RAW RECORDS >>
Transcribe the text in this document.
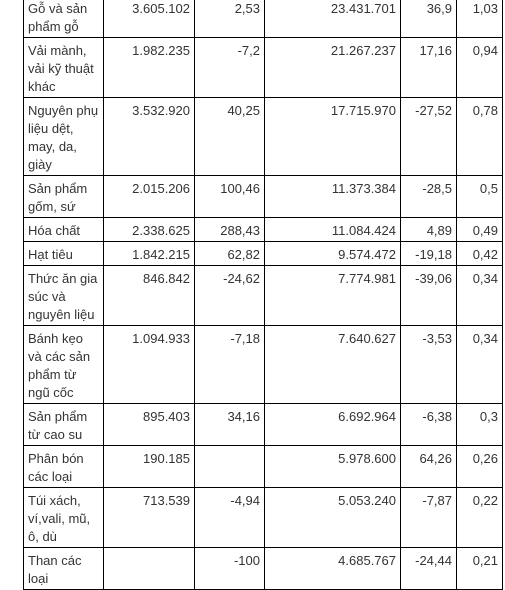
Gỗ và sản phẩm gỗ	3.605.102	2,53	23.431.701	36,9	1,03
Vải mành, vải kỹ thuật khác	1.982.235	-7,2	21.267.237	17,16	0,94
Nguyên phụ liệu dệt, may, da, giày	3.532.920	40,25	17.715.970	-27,52	0,78
Sản phẩm gốm, sứ	2.015.206	100,46	11.373.384	-28,5	0,5
Hóa chất	2.338.625	288,43	11.084.424	4,89	0,49
Hạt tiêu	1.842.215	62,82	9.574.472	-19,18	0,42
Thức ăn gia súc và nguyên liệu	846.842	-24,62	7.774.981	-39,06	0,34
Bánh kẹo và các sản phẩm từ ngũ cốc	1.094.933	-7,18	7.640.627	-3,53	0,34
Sản phẩm từ cao su	895.403	34,16	6.692.964	-6,38	0,3
Phân bón các loại	190.185		5.978.600	64,26	0,26
Túi xách, ví,vali, mũ, ô, dù	713.539	-4,94	5.053.240	-7,87	0,22
Than các loại		-100	4.685.767	-24,44	0,21
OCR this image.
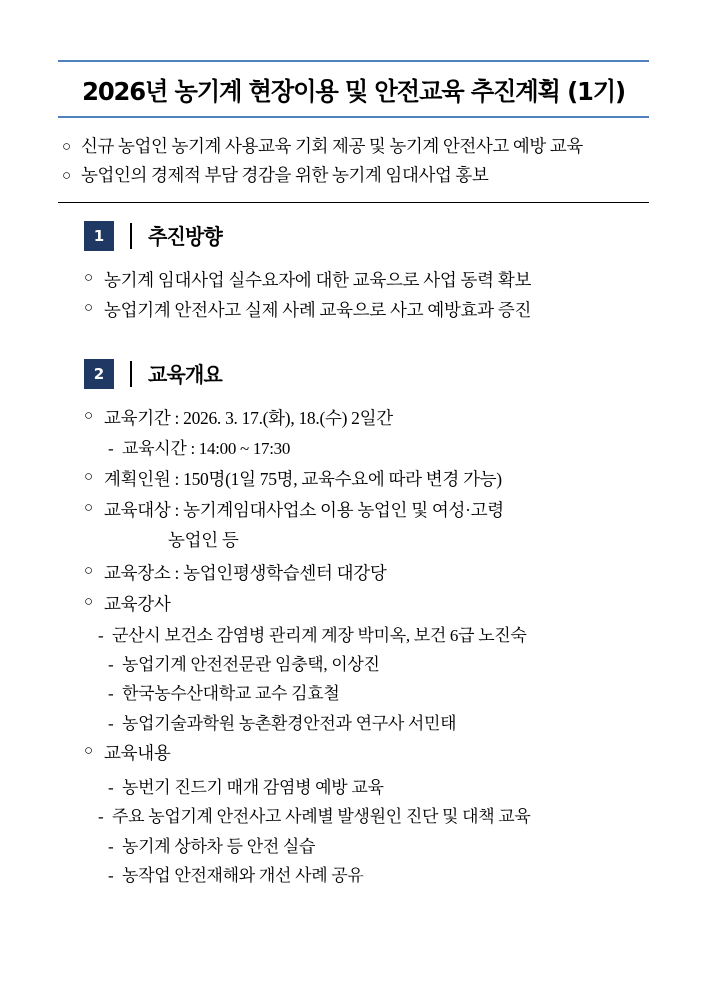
2026년 농기계 현장이용 및 안전교육 추진계획 (1기)
○ 신규 농업인 농기계 사용교육 기회 제공 및 농기계 안전사고 예방 교육
○ 농업인의 경제적 부담 경감을 위한 농기계 임대사업 홍보
1	추진방향
○ 농기계 임대사업 실수요자에 대한 교육으로 사업 동력 확보
○ 농업기계 안전사고 실제 사례 교육으로 사고 예방효과 증진
2	교육개요
○ 교육기간 : 2026. 3. 17.(화), 18.(수) 2일간
- 교육시간 : 14:00 ~ 17:30
○ 계획인원 : 150명(1일 75명, 교육수요에 따라 변경 가능)
○ 교육대상 : 농기계임대사업소 이용 농업인 및 여성·고령
농업인 등
○ 교육장소 : 농업인평생학습센터 대강당
○ 교육강사
- 군산시 보건소 감염병 관리계 계장 박미옥, 보건 6급 노진숙
- 농업기계 안전전문관 임충택, 이상진
- 한국농수산대학교 교수 김효철
- 농업기술과학원 농촌환경안전과 연구사 서민태
○ 교육내용
- 농번기 진드기 매개 감염병 예방 교육
- 주요 농업기계 안전사고 사례별 발생원인 진단 및 대책 교육
- 농기계 상하차 등 안전 실습
- 농작업 안전재해와 개선 사례 공유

AIM OF THE TASK >>
Which lines hold the word "liệu"? Show each one.

COMPLETED EXERCISE >>
Nguyên phụ liệu dệt, may, da, giày	3.532.920	40,25	17.715.970	-27,52	0,78
Thức ăn gia súc và nguyên liệu	846.842	-24,62	7.774.981	-39,06	0,34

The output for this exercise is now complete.